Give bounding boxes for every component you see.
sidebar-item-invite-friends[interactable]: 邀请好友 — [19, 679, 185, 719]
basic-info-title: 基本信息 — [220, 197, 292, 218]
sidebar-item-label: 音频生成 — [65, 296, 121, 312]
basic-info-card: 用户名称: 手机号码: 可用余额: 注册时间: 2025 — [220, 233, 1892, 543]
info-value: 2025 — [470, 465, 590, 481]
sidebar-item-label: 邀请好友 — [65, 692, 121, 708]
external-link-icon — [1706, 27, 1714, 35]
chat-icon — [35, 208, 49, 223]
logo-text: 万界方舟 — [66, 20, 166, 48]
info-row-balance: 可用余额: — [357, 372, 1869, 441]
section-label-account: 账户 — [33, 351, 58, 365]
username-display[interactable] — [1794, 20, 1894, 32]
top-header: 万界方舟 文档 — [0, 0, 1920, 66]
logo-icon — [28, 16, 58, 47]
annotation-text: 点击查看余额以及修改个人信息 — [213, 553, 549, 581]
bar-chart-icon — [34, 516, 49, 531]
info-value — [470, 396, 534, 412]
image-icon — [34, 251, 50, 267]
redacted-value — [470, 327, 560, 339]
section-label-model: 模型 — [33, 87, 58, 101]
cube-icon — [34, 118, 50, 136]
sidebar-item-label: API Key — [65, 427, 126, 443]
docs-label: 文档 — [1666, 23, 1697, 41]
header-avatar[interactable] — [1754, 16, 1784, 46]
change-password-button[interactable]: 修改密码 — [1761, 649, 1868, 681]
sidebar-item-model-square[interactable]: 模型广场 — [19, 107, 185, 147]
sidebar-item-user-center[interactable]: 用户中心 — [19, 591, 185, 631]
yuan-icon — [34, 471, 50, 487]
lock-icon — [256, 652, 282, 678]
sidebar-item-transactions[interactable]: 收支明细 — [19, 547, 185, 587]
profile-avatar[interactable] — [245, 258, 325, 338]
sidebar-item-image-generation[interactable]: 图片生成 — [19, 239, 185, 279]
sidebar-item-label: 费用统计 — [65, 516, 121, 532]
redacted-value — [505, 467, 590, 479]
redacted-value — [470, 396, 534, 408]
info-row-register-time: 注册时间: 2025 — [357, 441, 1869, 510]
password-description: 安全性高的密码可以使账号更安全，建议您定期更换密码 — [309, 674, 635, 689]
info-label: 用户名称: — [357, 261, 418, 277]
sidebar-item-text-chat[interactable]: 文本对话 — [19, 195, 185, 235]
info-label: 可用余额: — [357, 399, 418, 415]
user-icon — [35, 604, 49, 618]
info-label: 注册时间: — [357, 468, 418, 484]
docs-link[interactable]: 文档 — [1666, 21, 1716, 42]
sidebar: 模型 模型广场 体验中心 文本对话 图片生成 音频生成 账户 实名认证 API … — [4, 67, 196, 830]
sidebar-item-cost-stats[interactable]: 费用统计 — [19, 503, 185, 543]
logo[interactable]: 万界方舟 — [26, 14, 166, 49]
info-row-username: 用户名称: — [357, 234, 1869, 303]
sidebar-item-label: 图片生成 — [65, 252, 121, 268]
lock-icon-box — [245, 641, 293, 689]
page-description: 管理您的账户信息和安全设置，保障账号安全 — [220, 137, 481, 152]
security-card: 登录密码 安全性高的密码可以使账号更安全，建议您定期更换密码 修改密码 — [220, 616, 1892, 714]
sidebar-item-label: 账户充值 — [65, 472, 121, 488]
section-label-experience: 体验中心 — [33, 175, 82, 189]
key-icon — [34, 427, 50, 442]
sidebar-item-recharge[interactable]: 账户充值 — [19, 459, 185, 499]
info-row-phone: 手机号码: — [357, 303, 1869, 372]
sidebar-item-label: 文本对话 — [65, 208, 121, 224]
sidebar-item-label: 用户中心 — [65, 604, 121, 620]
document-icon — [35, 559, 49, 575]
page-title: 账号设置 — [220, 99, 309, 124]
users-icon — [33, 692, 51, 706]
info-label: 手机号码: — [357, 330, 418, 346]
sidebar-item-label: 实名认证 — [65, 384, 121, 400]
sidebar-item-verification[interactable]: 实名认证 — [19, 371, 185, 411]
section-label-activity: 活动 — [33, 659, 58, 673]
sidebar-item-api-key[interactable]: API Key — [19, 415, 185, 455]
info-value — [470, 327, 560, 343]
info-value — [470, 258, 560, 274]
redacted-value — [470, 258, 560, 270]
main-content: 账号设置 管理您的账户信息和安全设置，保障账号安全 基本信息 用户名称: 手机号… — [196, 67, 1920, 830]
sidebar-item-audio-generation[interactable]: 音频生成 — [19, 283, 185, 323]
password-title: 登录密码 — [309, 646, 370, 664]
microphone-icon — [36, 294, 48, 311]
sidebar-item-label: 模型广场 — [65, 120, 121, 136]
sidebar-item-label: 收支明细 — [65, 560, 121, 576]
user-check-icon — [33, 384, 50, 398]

........

To be done: Copy the material above line for line, with no changes.

Final result:
Give bounding boxes for every component you see.
sidebar-item-invite-friends[interactable]: 邀请好友 — [19, 679, 185, 719]
basic-info-title: 基本信息 — [220, 197, 292, 218]
sidebar-item-label: 音频生成 — [65, 296, 121, 312]
basic-info-card: 用户名称: 手机号码: 可用余额: 注册时间: 2025 — [220, 233, 1892, 543]
info-value: 2025 — [470, 465, 590, 481]
sidebar-item-label: 邀请好友 — [65, 692, 121, 708]
external-link-icon — [1706, 27, 1714, 35]
chat-icon — [35, 208, 49, 223]
logo-text: 万界方舟 — [66, 20, 166, 48]
info-row-balance: 可用余额: — [357, 372, 1869, 441]
section-label-account: 账户 — [33, 351, 58, 365]
username-display[interactable] — [1794, 20, 1894, 32]
top-header: 万界方舟 文档 — [0, 0, 1920, 66]
logo-icon — [28, 16, 58, 47]
annotation-text: 点击查看余额以及修改个人信息 — [213, 553, 549, 581]
bar-chart-icon — [34, 516, 49, 531]
info-value — [470, 396, 534, 412]
image-icon — [34, 251, 50, 267]
redacted-value — [470, 327, 560, 339]
section-label-model: 模型 — [33, 87, 58, 101]
cube-icon — [34, 118, 50, 136]
sidebar-item-label: API Key — [65, 427, 126, 443]
docs-label: 文档 — [1666, 23, 1697, 41]
header-avatar[interactable] — [1754, 16, 1784, 46]
change-password-button[interactable]: 修改密码 — [1761, 649, 1868, 681]
sidebar-item-model-square[interactable]: 模型广场 — [19, 107, 185, 147]
sidebar-item-user-center[interactable]: 用户中心 — [19, 591, 185, 631]
yuan-icon — [34, 471, 50, 487]
lock-icon — [256, 652, 282, 678]
sidebar-item-transactions[interactable]: 收支明细 — [19, 547, 185, 587]
profile-avatar[interactable] — [245, 258, 325, 338]
sidebar-item-image-generation[interactable]: 图片生成 — [19, 239, 185, 279]
sidebar-item-label: 费用统计 — [65, 516, 121, 532]
redacted-value — [505, 467, 590, 479]
redacted-value — [470, 396, 534, 408]
info-row-register-time: 注册时间: 2025 — [357, 441, 1869, 510]
password-description: 安全性高的密码可以使账号更安全，建议您定期更换密码 — [309, 674, 635, 689]
info-label: 用户名称: — [357, 261, 418, 277]
sidebar-item-text-chat[interactable]: 文本对话 — [19, 195, 185, 235]
info-label: 可用余额: — [357, 399, 418, 415]
user-icon — [35, 604, 49, 618]
info-label: 注册时间: — [357, 468, 418, 484]
docs-link[interactable]: 文档 — [1666, 21, 1716, 42]
sidebar: 模型 模型广场 体验中心 文本对话 图片生成 音频生成 账户 实名认证 API … — [4, 67, 196, 830]
sidebar-item-cost-stats[interactable]: 费用统计 — [19, 503, 185, 543]
logo[interactable]: 万界方舟 — [26, 14, 166, 49]
info-row-username: 用户名称: — [357, 234, 1869, 303]
sidebar-item-label: 图片生成 — [65, 252, 121, 268]
lock-icon-box — [245, 641, 293, 689]
page-description: 管理您的账户信息和安全设置，保障账号安全 — [220, 137, 481, 152]
security-card: 登录密码 安全性高的密码可以使账号更安全，建议您定期更换密码 修改密码 — [220, 616, 1892, 714]
sidebar-item-label: 账户充值 — [65, 472, 121, 488]
section-label-experience: 体验中心 — [33, 175, 82, 189]
key-icon — [34, 427, 50, 442]
sidebar-item-recharge[interactable]: 账户充值 — [19, 459, 185, 499]
info-row-phone: 手机号码: — [357, 303, 1869, 372]
sidebar-item-label: 文本对话 — [65, 208, 121, 224]
sidebar-item-label: 用户中心 — [65, 604, 121, 620]
document-icon — [35, 559, 49, 575]
page-title: 账号设置 — [220, 99, 309, 124]
users-icon — [33, 692, 51, 706]
info-label: 手机号码: — [357, 330, 418, 346]
sidebar-item-label: 实名认证 — [65, 384, 121, 400]
sidebar-item-verification[interactable]: 实名认证 — [19, 371, 185, 411]
section-label-activity: 活动 — [33, 659, 58, 673]
sidebar-item-api-key[interactable]: API Key — [19, 415, 185, 455]
info-value — [470, 327, 560, 343]
info-value — [470, 258, 560, 274]
redacted-value — [470, 258, 560, 270]
main-content: 账号设置 管理您的账户信息和安全设置，保障账号安全 基本信息 用户名称: 手机号… — [196, 67, 1920, 830]
sidebar-item-audio-generation[interactable]: 音频生成 — [19, 283, 185, 323]
password-title: 登录密码 — [309, 646, 370, 664]
microphone-icon — [36, 294, 48, 311]
sidebar-item-label: 模型广场 — [65, 120, 121, 136]
sidebar-item-label: 收支明细 — [65, 560, 121, 576]
user-check-icon — [33, 384, 50, 398]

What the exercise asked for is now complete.